+++ Brano proposto

La definizione della condizione umana nella Teogonia è il risultato di un lungo episodio i cui protagonisti sono ancora una volta gli dèi: la prima scena si svolge a Mecone (antico nome della città di Sicione), in un tempo in cui uomini e dèi banchettavano ancora insieme; chiamato a spartire un bue, Prometeo, divinità di stirpe titanica, prova a ingannare Zeus a vantaggio dei mortali, ma l’inganno non va a buon fine. La ripartizione iniqua di Prometeo, che come Crono è ankylometes, cioè "dotato di intelligenza ritorta", non sfugge al sovrano metieta, che possiede invece al sommo grado quella forma di intelligenza astuta e accorta in cui consiste appunto la metis: Zeus sceglie consapevolmente le bianche ossa nascoste sotto il grasso, lasciando ai mortali la carne, ovvero la parte commestibile dell’animale (Teogonia, 535-557).
Esiodo
Prometeo tenta invano di ingannare Zeus
Teogonia, vv. 535-557
Infatti, quando la loro contesa dirimevano dèi e uomini mortali
a Mecone, allora [scil. Prometeo] un grande bue con animo consapevole,
spartì, dopo averlo diviso, volendo ingannare la mente di Zeus;
da una parte infatti carni e interiora ricche di grasso
pose in una pelle, nascostele nel ventre del bue,
dall’altra ossa bianche di bue, per perfido inganno
con arte disposte, nascose nel bianco grasso.
E allora a lui disse il padre degli uomini e degli dèi:
"O figlio di Iapeto, illustre fra tutti i signori,
amico mio caro, con quanta ingiustizia facesti le parti".
Così disse Zeus beffardo che sa eterni consigli,
ma a lui rispose Prometeo dai torti pensieri,
ridendo sommesso, e non dimenticava le sue ingannevoli arti:
"O Zeus nobilissimo, il più grande degli dèi sempre esistenti,
di queste scegli quella che il cuore nel petto ti dice".

++++++
+++ Contenuto dei dati

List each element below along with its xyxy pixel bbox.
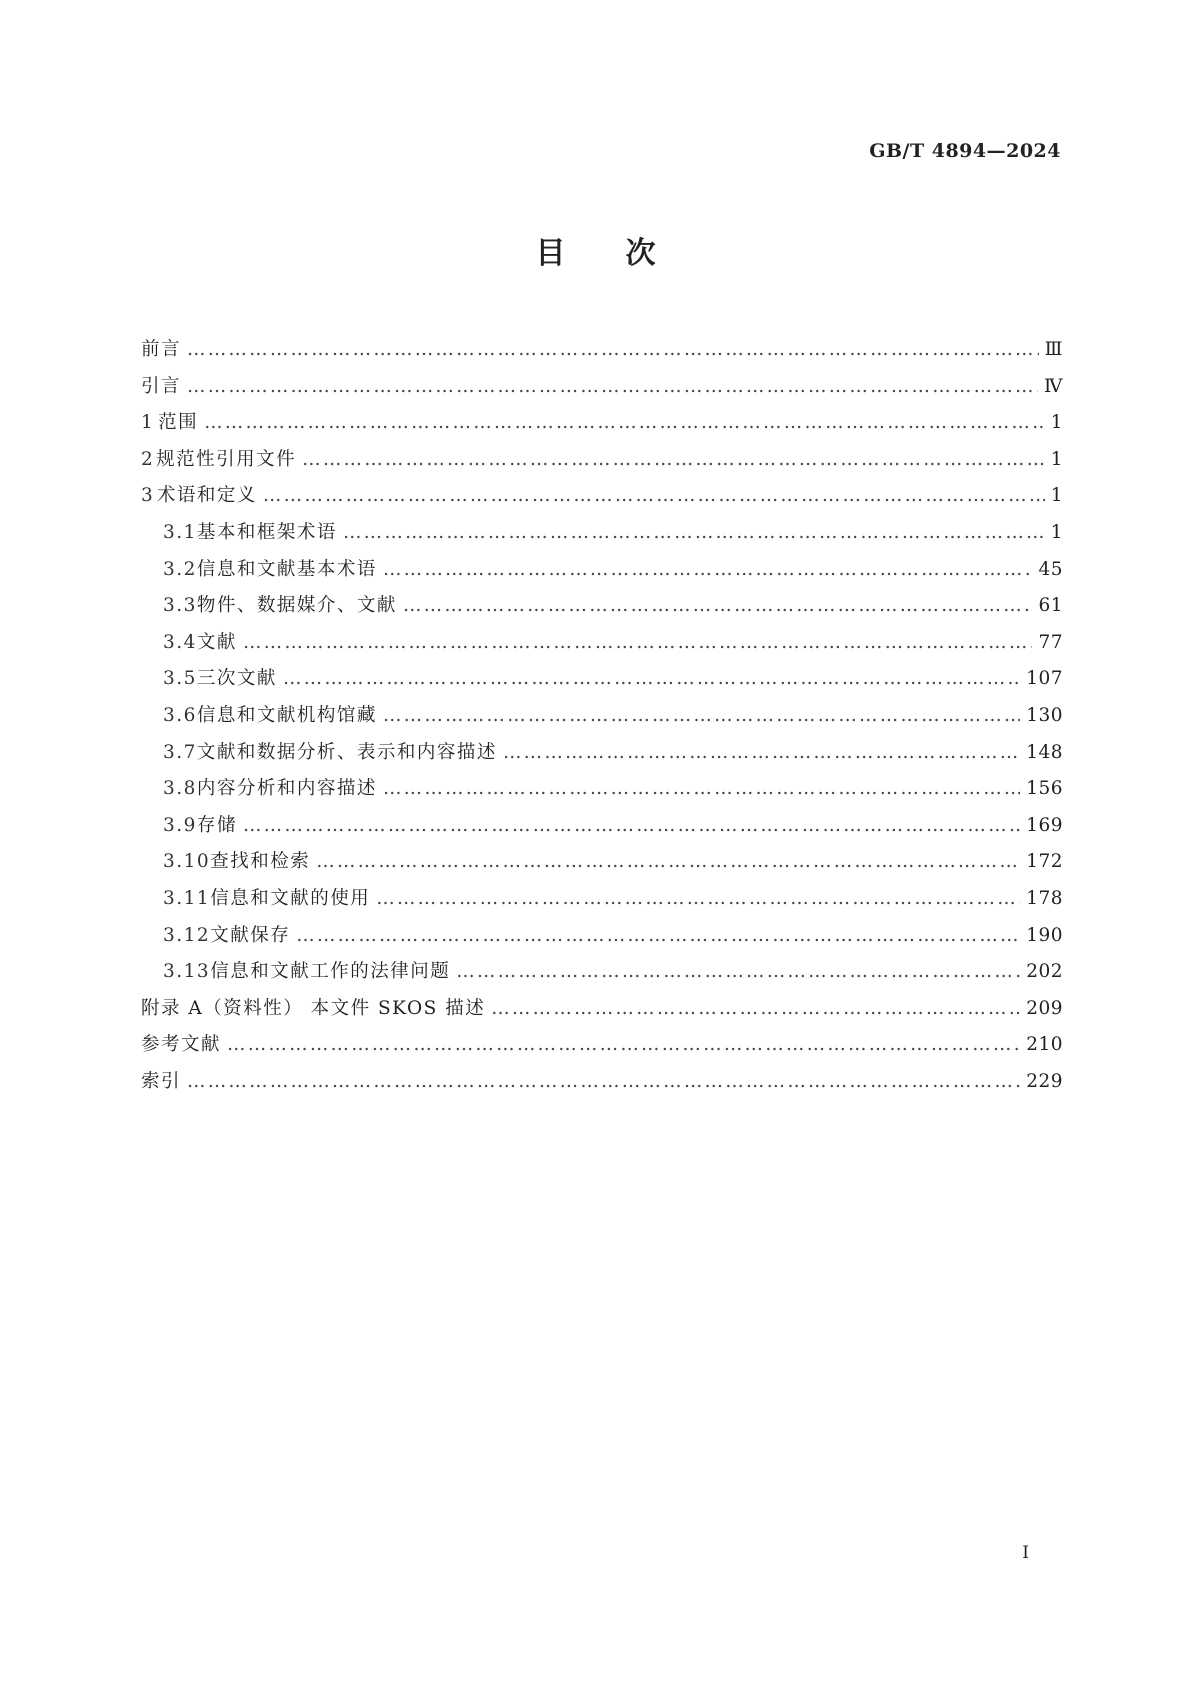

++++++

■ Compiti proposti
[1] Riscriva il brano proposto da "La definizione della" fino a "dell’animale (Teogonia, 535-557)." compreso, sostituendo "banchettavano" con "mangiavano".
[2] Indichi se le seguenti affermazioni concordano con il brano proposto, rispondendo sì o no e citando le parole decisive del testo: (a) Mecone è l'antico nome della città di Sicione; (b) Zeus sceglie la carne e lascia ai mortali le ossa; (c) Prometeo risponde a Zeus ridendo sommesso.

■ Risposte scritte
[1]
La definizione della condizione umana nella Teogonia è il risultato di un lungo episodio i cui protagonisti sono ancora una volta gli dèi: la prima scena si svolge a Mecone (antico nome della città di Sicione), in un tempo in cui uomini e dèi mangiavano ancora insieme; chiamato a spartire un bue, Prometeo, divinità di stirpe titanica, prova a ingannare Zeus a vantaggio dei mortali, ma l’inganno non va a buon fine. La ripartizione iniqua di Prometeo, che come Crono è ankylometes, cioè "dotato di intelligenza ritorta", non sfugge al sovrano metieta, che possiede invece al sommo grado quella forma di intelligenza astuta e accorta in cui consiste appunto la metis: Zeus sceglie consapevolmente le bianche ossa nascoste sotto il grasso, lasciando ai mortali la carne, ovvero la parte commestibile dell’animale (Teogonia, 535-557).

[2]
(a) Sì: "Mecone (antico nome della città di Sicione)".
(b) No: "Zeus sceglie consapevolmente le bianche ossa nascoste sotto il grasso, lasciando ai mortali la carne".
(c) Sì: "ma a lui rispose Prometeo dai torti pensieri, ridendo sommesso".